TASK GOAL: Retype all the records with nothing changed.

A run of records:
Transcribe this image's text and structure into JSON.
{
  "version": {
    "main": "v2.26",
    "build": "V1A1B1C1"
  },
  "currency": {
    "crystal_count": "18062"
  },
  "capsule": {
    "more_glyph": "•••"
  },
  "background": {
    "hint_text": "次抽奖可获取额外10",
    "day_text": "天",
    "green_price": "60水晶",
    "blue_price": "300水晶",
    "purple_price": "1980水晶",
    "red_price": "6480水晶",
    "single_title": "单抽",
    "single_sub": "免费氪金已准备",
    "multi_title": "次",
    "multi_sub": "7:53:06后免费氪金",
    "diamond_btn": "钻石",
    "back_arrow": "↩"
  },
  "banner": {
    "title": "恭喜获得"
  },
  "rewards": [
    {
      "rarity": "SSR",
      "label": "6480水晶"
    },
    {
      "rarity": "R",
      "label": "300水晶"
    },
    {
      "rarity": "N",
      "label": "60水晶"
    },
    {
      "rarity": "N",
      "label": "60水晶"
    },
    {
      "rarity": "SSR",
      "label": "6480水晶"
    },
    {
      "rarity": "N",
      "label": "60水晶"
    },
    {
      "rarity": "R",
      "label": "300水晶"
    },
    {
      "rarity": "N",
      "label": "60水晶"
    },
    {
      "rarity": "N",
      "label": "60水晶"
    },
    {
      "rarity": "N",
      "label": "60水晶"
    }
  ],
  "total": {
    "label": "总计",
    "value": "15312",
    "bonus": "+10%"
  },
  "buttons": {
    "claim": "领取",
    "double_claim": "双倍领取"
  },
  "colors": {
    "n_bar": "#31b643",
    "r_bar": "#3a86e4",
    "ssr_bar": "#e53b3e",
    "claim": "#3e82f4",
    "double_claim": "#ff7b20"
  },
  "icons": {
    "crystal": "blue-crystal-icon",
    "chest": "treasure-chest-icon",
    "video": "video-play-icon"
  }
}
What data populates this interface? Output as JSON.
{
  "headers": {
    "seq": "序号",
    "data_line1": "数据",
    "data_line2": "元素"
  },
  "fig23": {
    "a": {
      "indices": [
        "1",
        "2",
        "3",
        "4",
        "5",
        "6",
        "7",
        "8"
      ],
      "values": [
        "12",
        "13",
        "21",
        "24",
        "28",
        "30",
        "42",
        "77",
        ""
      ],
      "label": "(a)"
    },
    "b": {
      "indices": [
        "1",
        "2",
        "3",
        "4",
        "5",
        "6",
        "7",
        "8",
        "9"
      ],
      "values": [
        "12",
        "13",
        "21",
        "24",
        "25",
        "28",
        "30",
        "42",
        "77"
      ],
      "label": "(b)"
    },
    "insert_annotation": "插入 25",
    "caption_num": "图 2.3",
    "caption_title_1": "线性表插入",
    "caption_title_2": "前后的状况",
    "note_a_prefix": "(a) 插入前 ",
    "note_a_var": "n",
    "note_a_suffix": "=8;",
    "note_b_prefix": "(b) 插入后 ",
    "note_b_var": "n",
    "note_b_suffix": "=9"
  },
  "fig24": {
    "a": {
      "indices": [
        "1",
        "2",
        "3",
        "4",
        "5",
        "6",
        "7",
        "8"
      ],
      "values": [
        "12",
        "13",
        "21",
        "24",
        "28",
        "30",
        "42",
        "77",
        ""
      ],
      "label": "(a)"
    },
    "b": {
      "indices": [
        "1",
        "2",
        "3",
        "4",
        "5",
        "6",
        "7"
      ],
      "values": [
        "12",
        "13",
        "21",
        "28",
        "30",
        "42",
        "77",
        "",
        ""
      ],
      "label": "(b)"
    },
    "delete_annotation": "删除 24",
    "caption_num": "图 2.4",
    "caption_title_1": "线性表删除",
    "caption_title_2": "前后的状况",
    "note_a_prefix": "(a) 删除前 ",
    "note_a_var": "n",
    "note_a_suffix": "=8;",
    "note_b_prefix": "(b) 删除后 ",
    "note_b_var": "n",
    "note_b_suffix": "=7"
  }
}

RESULT OF THE TASK:
Transcribe this image's text and structure into JSON.
{
  "version": {
    "main": "v2.26",
    "build": "V1A1B1C1"
  },
  "currency": {
    "crystal_count": "18062"
  },
  "capsule": {
    "more_glyph": "•••"
  },
  "background": {
    "hint_text": "次抽奖可获取额外10",
    "day_text": "天",
    "green_price": "60水晶",
    "blue_price": "300水晶",
    "purple_price": "1980水晶",
    "red_price": "6480水晶",
    "single_title": "单抽",
    "single_sub": "免费氪金已准备",
    "multi_title": "次",
    "multi_sub": "7:53:06后免费氪金",
    "diamond_btn": "钻石",
    "back_arrow": "↩"
  },
  "banner": {
    "title": "恭喜获得"
  },
  "rewards": [
    {
      "rarity": "SSR",
      "label": "6480水晶"
    },
    {
      "rarity": "R",
      "label": "300水晶"
    },
    {
      "rarity": "N",
      "label": "60水晶"
    },
    {
      "rarity": "N",
      "label": "60水晶"
    },
    {
      "rarity": "SSR",
      "label": "6480水晶"
    },
    {
      "rarity": "N",
      "label": "60水晶"
    },
    {
      "rarity": "R",
      "label": "300水晶"
    },
    {
      "rarity": "N",
      "label": "60水晶"
    },
    {
      "rarity": "N",
      "label": "60水晶"
    },
    {
      "rarity": "N",
      "label": "60水晶"
    }
  ],
  "total": {
    "label": "总计",
    "value": "15312",
    "bonus": "+10%"
  },
  "buttons": {
    "claim": "领取",
    "double_claim": "双倍领取"
  },
  "colors": {
    "n_bar": "#31b643",
    "r_bar": "#3a86e4",
    "ssr_bar": "#e53b3e",
    "claim": "#3e82f4",
    "double_claim": "#ff7b20"
  },
  "icons": {
    "crystal": "blue-crystal-icon",
    "chest": "treasure-chest-icon",
    "video": "video-play-icon"
  }
}
What data populates this interface? Output as JSON.
{
  "headers": {
    "seq": "序号",
    "data_line1": "数据",
    "data_line2": "元素"
  },
  "fig23": {
    "a": {
      "indices": [
        "1",
        "2",
        "3",
        "4",
        "5",
        "6",
        "7",
        "8"
      ],
      "values": [
        "12",
        "13",
        "21",
        "24",
        "28",
        "30",
        "42",
        "77",
        ""
      ],
      "label": "(a)"
    },
    "b": {
      "indices": [
        "1",
        "2",
        "3",
        "4",
        "5",
        "6",
        "7",
        "8",
        "9"
      ],
      "values": [
        "12",
        "13",
        "21",
        "24",
        "25",
        "28",
        "30",
        "42",
        "77"
      ],
      "label": "(b)"
    },
    "insert_annotation": "插入 25",
    "caption_num": "图 2.3",
    "caption_title_1": "线性表插入",
    "caption_title_2": "前后的状况",
    "note_a_prefix": "(a) 插入前 ",
    "note_a_var": "n",
    "note_a_suffix": "=8;",
    "note_b_prefix": "(b) 插入后 ",
    "note_b_var": "n",
    "note_b_suffix": "=9"
  },
  "fig24": {
    "a": {
      "indices": [
        "1",
        "2",
        "3",
        "4",
        "5",
        "6",
        "7",
        "8"
      ],
      "values": [
        "12",
        "13",
        "21",
        "24",
        "28",
        "30",
        "42",
        "77",
        ""
      ],
      "label": "(a)"
    },
    "b": {
      "indices": [
        "1",
        "2",
        "3",
        "4",
        "5",
        "6",
        "7"
      ],
      "values": [
        "12",
        "13",
        "21",
        "28",
        "30",
        "42",
        "77",
        "",
        ""
      ],
      "label": "(b)"
    },
    "delete_annotation": "删除 24",
    "caption_num": "图 2.4",
    "caption_title_1": "线性表删除",
    "caption_title_2": "前后的状况",
    "note_a_prefix": "(a) 删除前 ",
    "note_a_var": "n",
    "note_a_suffix": "=8;",
    "note_b_prefix": "(b) 删除后 ",
    "note_b_var": "n",
    "note_b_suffix": "=7"
  }
}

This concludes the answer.